[START Information shown]

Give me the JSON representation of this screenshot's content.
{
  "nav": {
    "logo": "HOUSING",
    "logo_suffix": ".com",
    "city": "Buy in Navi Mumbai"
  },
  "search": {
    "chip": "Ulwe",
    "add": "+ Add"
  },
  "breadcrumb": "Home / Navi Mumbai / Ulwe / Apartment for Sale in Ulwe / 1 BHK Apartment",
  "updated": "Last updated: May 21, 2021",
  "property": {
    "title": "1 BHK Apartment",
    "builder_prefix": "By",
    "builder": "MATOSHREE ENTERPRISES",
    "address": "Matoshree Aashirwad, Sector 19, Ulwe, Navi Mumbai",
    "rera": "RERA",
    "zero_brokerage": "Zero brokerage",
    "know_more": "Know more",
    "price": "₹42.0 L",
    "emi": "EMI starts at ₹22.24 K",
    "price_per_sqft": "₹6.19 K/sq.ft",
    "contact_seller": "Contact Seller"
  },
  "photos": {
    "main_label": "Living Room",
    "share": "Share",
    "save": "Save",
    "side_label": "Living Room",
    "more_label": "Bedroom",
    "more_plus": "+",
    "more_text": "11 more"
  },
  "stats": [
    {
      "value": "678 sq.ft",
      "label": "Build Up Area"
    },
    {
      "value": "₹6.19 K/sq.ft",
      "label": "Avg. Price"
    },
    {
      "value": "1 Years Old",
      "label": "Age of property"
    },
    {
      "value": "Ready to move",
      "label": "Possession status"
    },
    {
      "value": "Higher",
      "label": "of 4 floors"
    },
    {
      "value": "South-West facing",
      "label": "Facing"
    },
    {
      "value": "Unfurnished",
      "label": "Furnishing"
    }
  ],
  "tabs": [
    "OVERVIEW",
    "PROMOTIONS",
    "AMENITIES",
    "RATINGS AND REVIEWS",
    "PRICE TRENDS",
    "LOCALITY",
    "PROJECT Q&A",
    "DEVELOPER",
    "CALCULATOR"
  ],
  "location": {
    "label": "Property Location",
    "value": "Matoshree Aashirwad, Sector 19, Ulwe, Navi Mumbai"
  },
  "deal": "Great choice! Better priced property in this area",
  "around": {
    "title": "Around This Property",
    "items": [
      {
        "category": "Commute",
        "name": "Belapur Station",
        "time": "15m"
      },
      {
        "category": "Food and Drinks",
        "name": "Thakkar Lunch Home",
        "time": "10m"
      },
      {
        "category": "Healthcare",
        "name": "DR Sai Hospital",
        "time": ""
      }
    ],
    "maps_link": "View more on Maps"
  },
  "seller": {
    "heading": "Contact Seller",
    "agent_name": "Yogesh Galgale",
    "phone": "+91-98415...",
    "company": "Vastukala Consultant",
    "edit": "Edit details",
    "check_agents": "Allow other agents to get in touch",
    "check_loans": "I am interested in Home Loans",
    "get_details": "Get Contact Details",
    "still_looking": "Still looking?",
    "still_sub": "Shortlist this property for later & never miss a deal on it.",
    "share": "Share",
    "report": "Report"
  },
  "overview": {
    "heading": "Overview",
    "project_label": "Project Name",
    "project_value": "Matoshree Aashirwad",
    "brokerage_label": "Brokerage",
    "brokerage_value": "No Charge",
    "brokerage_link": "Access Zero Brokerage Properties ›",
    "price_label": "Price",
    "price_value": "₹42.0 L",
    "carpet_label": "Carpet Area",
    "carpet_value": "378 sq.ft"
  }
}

[END Information shown]

§ **What you need to do**:
Determine how many lines in the data above contain the string "Aashirwad". Give nothing except the number.

§ **Written answer**:
3